━━ Records to use ━━
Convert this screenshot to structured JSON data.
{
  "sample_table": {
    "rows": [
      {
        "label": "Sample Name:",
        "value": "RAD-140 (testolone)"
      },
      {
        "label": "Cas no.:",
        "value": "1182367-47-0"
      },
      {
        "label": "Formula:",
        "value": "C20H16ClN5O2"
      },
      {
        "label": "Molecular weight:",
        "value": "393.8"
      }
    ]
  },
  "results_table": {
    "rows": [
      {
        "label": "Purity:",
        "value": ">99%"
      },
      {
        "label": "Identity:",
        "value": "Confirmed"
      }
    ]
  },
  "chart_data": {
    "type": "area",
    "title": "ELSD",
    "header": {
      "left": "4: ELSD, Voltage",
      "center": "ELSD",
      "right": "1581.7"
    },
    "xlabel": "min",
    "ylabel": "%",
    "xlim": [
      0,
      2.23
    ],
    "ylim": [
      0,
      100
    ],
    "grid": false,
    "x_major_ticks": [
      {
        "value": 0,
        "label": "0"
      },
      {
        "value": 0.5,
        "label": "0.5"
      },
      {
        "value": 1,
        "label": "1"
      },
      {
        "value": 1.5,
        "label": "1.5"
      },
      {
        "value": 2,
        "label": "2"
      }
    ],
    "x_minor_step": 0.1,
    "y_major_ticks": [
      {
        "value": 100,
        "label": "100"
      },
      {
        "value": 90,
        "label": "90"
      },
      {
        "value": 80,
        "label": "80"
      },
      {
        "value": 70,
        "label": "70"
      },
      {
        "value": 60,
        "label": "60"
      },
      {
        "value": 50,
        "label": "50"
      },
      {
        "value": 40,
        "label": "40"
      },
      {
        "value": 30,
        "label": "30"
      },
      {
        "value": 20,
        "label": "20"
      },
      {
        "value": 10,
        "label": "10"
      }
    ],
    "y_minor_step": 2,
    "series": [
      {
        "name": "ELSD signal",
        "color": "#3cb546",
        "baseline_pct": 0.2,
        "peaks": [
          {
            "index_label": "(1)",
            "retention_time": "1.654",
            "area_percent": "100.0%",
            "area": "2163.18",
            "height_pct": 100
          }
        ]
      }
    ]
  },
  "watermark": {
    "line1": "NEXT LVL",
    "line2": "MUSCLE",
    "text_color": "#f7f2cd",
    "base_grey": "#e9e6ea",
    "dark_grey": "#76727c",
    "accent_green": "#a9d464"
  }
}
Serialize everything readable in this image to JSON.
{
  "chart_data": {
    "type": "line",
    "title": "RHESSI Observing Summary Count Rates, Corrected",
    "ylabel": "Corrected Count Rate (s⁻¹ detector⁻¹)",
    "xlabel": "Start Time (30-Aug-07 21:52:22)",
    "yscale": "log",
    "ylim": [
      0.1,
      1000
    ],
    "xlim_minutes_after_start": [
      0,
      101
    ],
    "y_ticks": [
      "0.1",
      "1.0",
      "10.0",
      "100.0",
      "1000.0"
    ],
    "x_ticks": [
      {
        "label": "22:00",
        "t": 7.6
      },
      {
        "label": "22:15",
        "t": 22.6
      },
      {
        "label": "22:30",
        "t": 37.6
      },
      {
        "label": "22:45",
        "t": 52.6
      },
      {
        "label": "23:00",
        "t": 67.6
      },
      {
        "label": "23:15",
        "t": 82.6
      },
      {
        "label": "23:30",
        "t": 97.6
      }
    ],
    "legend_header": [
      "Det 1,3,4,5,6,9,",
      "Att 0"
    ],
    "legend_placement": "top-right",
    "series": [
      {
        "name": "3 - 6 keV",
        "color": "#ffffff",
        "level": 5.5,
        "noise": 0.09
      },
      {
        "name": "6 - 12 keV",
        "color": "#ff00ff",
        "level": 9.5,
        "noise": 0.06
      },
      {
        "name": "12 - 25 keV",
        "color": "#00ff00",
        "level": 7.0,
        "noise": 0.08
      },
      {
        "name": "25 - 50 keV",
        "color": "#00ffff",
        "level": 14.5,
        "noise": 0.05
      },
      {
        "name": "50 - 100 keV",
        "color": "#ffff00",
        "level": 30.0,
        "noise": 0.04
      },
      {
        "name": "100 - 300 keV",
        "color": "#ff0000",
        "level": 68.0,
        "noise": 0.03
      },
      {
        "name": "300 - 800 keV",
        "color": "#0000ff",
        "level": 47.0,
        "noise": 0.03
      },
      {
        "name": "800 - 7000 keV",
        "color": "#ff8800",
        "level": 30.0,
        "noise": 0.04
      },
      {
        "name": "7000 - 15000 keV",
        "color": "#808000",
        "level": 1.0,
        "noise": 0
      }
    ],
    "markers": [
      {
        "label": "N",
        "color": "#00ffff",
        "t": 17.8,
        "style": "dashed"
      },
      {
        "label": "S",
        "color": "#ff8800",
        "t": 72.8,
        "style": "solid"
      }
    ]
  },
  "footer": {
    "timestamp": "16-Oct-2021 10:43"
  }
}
━━━
> _Written task_: Restate the listing in full, word for word.

> _Exercise answer_:
Convert this screenshot to structured JSON data.
{
  "sample_table": {
    "rows": [
      {
        "label": "Sample Name:",
        "value": "RAD-140 (testolone)"
      },
      {
        "label": "Cas no.:",
        "value": "1182367-47-0"
      },
      {
        "label": "Formula:",
        "value": "C20H16ClN5O2"
      },
      {
        "label": "Molecular weight:",
        "value": "393.8"
      }
    ]
  },
  "results_table": {
    "rows": [
      {
        "label": "Purity:",
        "value": ">99%"
      },
      {
        "label": "Identity:",
        "value": "Confirmed"
      }
    ]
  },
  "chart_data": {
    "type": "area",
    "title": "ELSD",
    "header": {
      "left": "4: ELSD, Voltage",
      "center": "ELSD",
      "right": "1581.7"
    },
    "xlabel": "min",
    "ylabel": "%",
    "xlim": [
      0,
      2.23
    ],
    "ylim": [
      0,
      100
    ],
    "grid": false,
    "x_major_ticks": [
      {
        "value": 0,
        "label": "0"
      },
      {
        "value": 0.5,
        "label": "0.5"
      },
      {
        "value": 1,
        "label": "1"
      },
      {
        "value": 1.5,
        "label": "1.5"
      },
      {
        "value": 2,
        "label": "2"
      }
    ],
    "x_minor_step": 0.1,
    "y_major_ticks": [
      {
        "value": 100,
        "label": "100"
      },
      {
        "value": 90,
        "label": "90"
      },
      {
        "value": 80,
        "label": "80"
      },
      {
        "value": 70,
        "label": "70"
      },
      {
        "value": 60,
        "label": "60"
      },
      {
        "value": 50,
        "label": "50"
      },
      {
        "value": 40,
        "label": "40"
      },
      {
        "value": 30,
        "label": "30"
      },
      {
        "value": 20,
        "label": "20"
      },
      {
        "value": 10,
        "label": "10"
      }
    ],
    "y_minor_step": 2,
    "series": [
      {
        "name": "ELSD signal",
        "color": "#3cb546",
        "baseline_pct": 0.2,
        "peaks": [
          {
            "index_label": "(1)",
            "retention_time": "1.654",
            "area_percent": "100.0%",
            "area": "2163.18",
            "height_pct": 100
          }
        ]
      }
    ]
  },
  "watermark": {
    "line1": "NEXT LVL",
    "line2": "MUSCLE",
    "text_color": "#f7f2cd",
    "base_grey": "#e9e6ea",
    "dark_grey": "#76727c",
    "accent_green": "#a9d464"
  }
}
Serialize everything readable in this image to JSON.
{
  "chart_data": {
    "type": "line",
    "title": "RHESSI Observing Summary Count Rates, Corrected",
    "ylabel": "Corrected Count Rate (s⁻¹ detector⁻¹)",
    "xlabel": "Start Time (30-Aug-07 21:52:22)",
    "yscale": "log",
    "ylim": [
      0.1,
      1000
    ],
    "xlim_minutes_after_start": [
      0,
      101
    ],
    "y_ticks": [
      "0.1",
      "1.0",
      "10.0",
      "100.0",
      "1000.0"
    ],
    "x_ticks": [
      {
        "label": "22:00",
        "t": 7.6
      },
      {
        "label": "22:15",
        "t": 22.6
      },
      {
        "label": "22:30",
        "t": 37.6
      },
      {
        "label": "22:45",
        "t": 52.6
      },
      {
        "label": "23:00",
        "t": 67.6
      },
      {
        "label": "23:15",
        "t": 82.6
      },
      {
        "label": "23:30",
        "t": 97.6
      }
    ],
    "legend_header": [
      "Det 1,3,4,5,6,9,",
      "Att 0"
    ],
    "legend_placement": "top-right",
    "series": [
      {
        "name": "3 - 6 keV",
        "color": "#ffffff",
        "level": 5.5,
        "noise": 0.09
      },
      {
        "name": "6 - 12 keV",
        "color": "#ff00ff",
        "level": 9.5,
        "noise": 0.06
      },
      {
        "name": "12 - 25 keV",
        "color": "#00ff00",
        "level": 7.0,
        "noise": 0.08
      },
      {
        "name": "25 - 50 keV",
        "color": "#00ffff",
        "level": 14.5,
        "noise": 0.05
      },
      {
        "name": "50 - 100 keV",
        "color": "#ffff00",
        "level": 30.0,
        "noise": 0.04
      },
      {
        "name": "100 - 300 keV",
        "color": "#ff0000",
        "level": 68.0,
        "noise": 0.03
      },
      {
        "name": "300 - 800 keV",
        "color": "#0000ff",
        "level": 47.0,
        "noise": 0.03
      },
      {
        "name": "800 - 7000 keV",
        "color": "#ff8800",
        "level": 30.0,
        "noise": 0.04
      },
      {
        "name": "7000 - 15000 keV",
        "color": "#808000",
        "level": 1.0,
        "noise": 0
      }
    ],
    "markers": [
      {
        "label": "N",
        "color": "#00ffff",
        "t": 17.8,
        "style": "dashed"
      },
      {
        "label": "S",
        "color": "#ff8800",
        "t": 72.8,
        "style": "solid"
      }
    ]
  },
  "footer": {
    "timestamp": "16-Oct-2021 10:43"
  }
}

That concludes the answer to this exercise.